■ **Record set**
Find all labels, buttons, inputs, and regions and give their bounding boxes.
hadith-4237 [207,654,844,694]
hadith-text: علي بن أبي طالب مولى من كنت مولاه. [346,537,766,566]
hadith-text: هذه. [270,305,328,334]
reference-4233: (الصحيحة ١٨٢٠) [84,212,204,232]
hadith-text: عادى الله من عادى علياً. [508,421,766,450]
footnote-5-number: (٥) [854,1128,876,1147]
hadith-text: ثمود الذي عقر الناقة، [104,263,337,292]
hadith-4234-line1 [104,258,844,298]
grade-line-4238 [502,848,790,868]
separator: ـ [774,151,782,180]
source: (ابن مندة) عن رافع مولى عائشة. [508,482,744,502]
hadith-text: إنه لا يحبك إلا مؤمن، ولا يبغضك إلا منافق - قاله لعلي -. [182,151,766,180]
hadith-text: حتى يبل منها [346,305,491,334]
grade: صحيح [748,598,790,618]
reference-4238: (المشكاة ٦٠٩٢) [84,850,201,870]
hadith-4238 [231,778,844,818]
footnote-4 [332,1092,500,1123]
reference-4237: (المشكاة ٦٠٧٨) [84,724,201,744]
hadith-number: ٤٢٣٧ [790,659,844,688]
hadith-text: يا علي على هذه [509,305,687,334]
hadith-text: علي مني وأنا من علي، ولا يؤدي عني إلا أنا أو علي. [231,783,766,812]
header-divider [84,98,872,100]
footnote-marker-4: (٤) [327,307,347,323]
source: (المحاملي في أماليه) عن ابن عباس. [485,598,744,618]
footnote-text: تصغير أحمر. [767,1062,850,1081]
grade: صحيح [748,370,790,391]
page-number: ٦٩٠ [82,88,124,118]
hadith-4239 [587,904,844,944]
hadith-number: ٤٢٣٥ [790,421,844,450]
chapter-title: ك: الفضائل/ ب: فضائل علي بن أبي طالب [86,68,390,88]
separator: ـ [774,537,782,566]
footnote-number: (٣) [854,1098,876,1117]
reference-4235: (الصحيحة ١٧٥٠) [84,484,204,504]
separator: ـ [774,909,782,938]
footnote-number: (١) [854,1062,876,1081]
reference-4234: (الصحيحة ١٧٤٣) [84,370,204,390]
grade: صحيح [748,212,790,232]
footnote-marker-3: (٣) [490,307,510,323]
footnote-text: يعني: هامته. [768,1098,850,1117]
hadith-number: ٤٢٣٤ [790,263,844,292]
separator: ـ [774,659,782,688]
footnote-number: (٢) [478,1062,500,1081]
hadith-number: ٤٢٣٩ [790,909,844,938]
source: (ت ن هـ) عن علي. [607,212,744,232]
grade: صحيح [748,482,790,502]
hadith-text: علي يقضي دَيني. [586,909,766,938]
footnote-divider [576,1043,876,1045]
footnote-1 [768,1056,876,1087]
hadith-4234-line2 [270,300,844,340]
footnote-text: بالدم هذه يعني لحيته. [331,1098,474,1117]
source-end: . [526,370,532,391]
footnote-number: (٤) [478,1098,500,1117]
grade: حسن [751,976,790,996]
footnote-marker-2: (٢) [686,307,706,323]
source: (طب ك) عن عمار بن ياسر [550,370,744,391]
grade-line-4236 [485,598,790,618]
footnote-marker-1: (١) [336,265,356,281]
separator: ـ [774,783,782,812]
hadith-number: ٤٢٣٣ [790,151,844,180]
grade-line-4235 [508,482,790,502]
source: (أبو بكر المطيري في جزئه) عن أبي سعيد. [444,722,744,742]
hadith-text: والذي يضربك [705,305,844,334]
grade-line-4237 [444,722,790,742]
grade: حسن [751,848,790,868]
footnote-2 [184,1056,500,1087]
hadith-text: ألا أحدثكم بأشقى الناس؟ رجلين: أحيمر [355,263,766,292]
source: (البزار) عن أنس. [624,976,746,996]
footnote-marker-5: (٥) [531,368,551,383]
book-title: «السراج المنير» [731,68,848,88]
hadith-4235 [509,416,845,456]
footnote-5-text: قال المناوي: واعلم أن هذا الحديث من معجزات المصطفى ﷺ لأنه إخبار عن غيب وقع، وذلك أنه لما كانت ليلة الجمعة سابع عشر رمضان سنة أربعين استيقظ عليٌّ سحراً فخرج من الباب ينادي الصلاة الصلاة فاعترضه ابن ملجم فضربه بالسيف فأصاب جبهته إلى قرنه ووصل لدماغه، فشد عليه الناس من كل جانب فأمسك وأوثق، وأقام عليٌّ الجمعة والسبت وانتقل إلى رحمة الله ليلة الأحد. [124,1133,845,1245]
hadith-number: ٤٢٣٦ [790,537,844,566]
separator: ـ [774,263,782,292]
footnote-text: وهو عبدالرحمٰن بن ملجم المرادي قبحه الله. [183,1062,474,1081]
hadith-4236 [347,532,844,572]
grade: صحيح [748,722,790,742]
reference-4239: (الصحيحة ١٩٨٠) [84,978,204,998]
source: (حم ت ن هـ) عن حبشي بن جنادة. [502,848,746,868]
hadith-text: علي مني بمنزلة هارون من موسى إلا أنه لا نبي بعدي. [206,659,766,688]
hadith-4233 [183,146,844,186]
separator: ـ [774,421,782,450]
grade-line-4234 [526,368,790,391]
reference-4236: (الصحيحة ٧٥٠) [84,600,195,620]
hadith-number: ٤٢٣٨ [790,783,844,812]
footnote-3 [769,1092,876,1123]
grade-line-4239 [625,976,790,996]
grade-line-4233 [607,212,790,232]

■ **Work to complete**
Put every line of the items above into a JSON list of strings, one string per line, with blank lines left out.

■ **Worked answer**
[
  "Find all labels, buttons, inputs, and regions and give their bounding boxes.",
  "hadith-4237 [207,654,844,694]",
  "hadith-text: علي بن أبي طالب مولى من كنت مولاه. [346,537,766,566]",
  "hadith-text: هذه. [270,305,328,334]",
  "reference-4233: (الصحيحة ١٨٢٠) [84,212,204,232]",
  "hadith-text: عادى الله من عادى علياً. [508,421,766,450]",
  "footnote-5-number: (٥) [854,1128,876,1147]",
  "hadith-text: ثمود الذي عقر الناقة، [104,263,337,292]",
  "hadith-4234-line1 [104,258,844,298]",
  "grade-line-4238 [502,848,790,868]",
  "separator: ـ [774,151,782,180]",
  "source: (ابن مندة) عن رافع مولى عائشة. [508,482,744,502]",
  "hadith-text: إنه لا يحبك إلا مؤمن، ولا يبغضك إلا منافق - قاله لعلي -. [182,151,766,180]",
  "hadith-text: حتى يبل منها [346,305,491,334]",
  "grade: صحيح [748,598,790,618]",
  "reference-4238: (المشكاة ٦٠٩٢) [84,850,201,870]",
  "hadith-4238 [231,778,844,818]",
  "footnote-4 [332,1092,500,1123]",
  "reference-4237: (المشكاة ٦٠٧٨) [84,724,201,744]",
  "hadith-number: ٤٢٣٧ [790,659,844,688]",
  "hadith-text: يا علي على هذه [509,305,687,334]",
  "hadith-text: علي مني وأنا من علي، ولا يؤدي عني إلا أنا أو علي. [231,783,766,812]",
  "header-divider [84,98,872,100]",
  "footnote-marker-4: (٤) [327,307,347,323]",
  "source: (المحاملي في أماليه) عن ابن عباس. [485,598,744,618]",
  "footnote-text: تصغير أحمر. [767,1062,850,1081]",
  "grade: صحيح [748,370,790,391]",
  "page-number: ٦٩٠ [82,88,124,118]",
  "hadith-4239 [587,904,844,944]",
  "hadith-number: ٤٢٣٥ [790,421,844,450]",
  "chapter-title: ك: الفضائل/ ب: فضائل علي بن أبي طالب [86,68,390,88]",
  "separator: ـ [774,537,782,566]",
  "footnote-number: (٣) [854,1098,876,1117]",
  "reference-4235: (الصحيحة ١٧٥٠) [84,484,204,504]",
  "separator: ـ [774,909,782,938]",
  "footnote-number: (١) [854,1062,876,1081]",
  "reference-4234: (الصحيحة ١٧٤٣) [84,370,204,390]",
  "grade: صحيح [748,212,790,232]",
  "footnote-marker-3: (٣) [490,307,510,323]",
  "footnote-text: يعني: هامته. [768,1098,850,1117]",
  "hadith-number: ٤٢٣٤ [790,263,844,292]",
  "separator: ـ [774,659,782,688]",
  "footnote-number: (٢) [478,1062,500,1081]",
  "hadith-number: ٤٢٣٩ [790,909,844,938]",
  "source: (ت ن هـ) عن علي. [607,212,744,232]",
  "grade: صحيح [748,482,790,502]",
  "hadith-text: علي يقضي دَيني. [586,909,766,938]",
  "footnote-divider [576,1043,876,1045]",
  "footnote-1 [768,1056,876,1087]",
  "hadith-4234-line2 [270,300,844,340]",
  "footnote-text: بالدم هذه يعني لحيته. [331,1098,474,1117]",
  "source-end: . [526,370,532,391]",
  "footnote-number: (٤) [478,1098,500,1117]",
  "grade: حسن [751,976,790,996]",
  "footnote-marker-2: (٢) [686,307,706,323]",
  "source: (طب ك) عن عمار بن ياسر [550,370,744,391]",
  "grade-line-4236 [485,598,790,618]",
  "footnote-marker-1: (١) [336,265,356,281]",
  "separator: ـ [774,783,782,812]",
  "hadith-number: ٤٢٣٣ [790,151,844,180]",
  "grade-line-4235 [508,482,790,502]",
  "source: (أبو بكر المطيري في جزئه) عن أبي سعيد. [444,722,744,742]",
  "hadith-text: والذي يضربك [705,305,844,334]",
  "grade-line-4237 [444,722,790,742]",
  "grade: حسن [751,848,790,868]",
  "footnote-2 [184,1056,500,1087]",
  "hadith-text: ألا أحدثكم بأشقى الناس؟ رجلين: أحيمر [355,263,766,292]",
  "source: (البزار) عن أنس. [624,976,746,996]",
  "footnote-marker-5: (٥) [531,368,551,383]",
  "book-title: «السراج المنير» [731,68,848,88]",
  "hadith-4235 [509,416,845,456]",
  "footnote-5-text: قال المناوي: واعلم أن هذا الحديث من معجزات المصطفى ﷺ لأنه إخبار عن غيب وقع، وذلك أنه لما كانت ليلة الجمعة سابع عشر رمضان سنة أربعين استيقظ عليٌّ سحراً فخرج من الباب ينادي الصلاة الصلاة فاعترضه ابن ملجم فضربه بالسيف فأصاب جبهته إلى قرنه ووصل لدماغه، فشد عليه الناس من كل جانب فأمسك وأوثق، وأقام عليٌّ الجمعة والسبت وانتقل إلى رحمة الله ليلة الأحد. [124,1133,845,1245]",
  "hadith-number: ٤٢٣٦ [790,537,844,566]",
  "separator: ـ [774,263,782,292]",
  "footnote-text: وهو عبدالرحمٰن بن ملجم المرادي قبحه الله. [183,1062,474,1081]",
  "hadith-4236 [347,532,844,572]",
  "grade: صحيح [748,722,790,742]",
  "reference-4239: (الصحيحة ١٩٨٠) [84,978,204,998]",
  "source: (حم ت ن هـ) عن حبشي بن جنادة. [502,848,746,868]",
  "hadith-text: علي مني بمنزلة هارون من موسى إلا أنه لا نبي بعدي. [206,659,766,688]",
  "hadith-4233 [183,146,844,186]",
  "separator: ـ [774,421,782,450]",
  "grade-line-4234 [526,368,790,391]",
  "reference-4236: (الصحيحة ٧٥٠) [84,600,195,620]",
  "hadith-number: ٤٢٣٨ [790,783,844,812]",
  "footnote-3 [769,1092,876,1123]",
  "grade-line-4239 [625,976,790,996]",
  "grade-line-4233 [607,212,790,232]"
]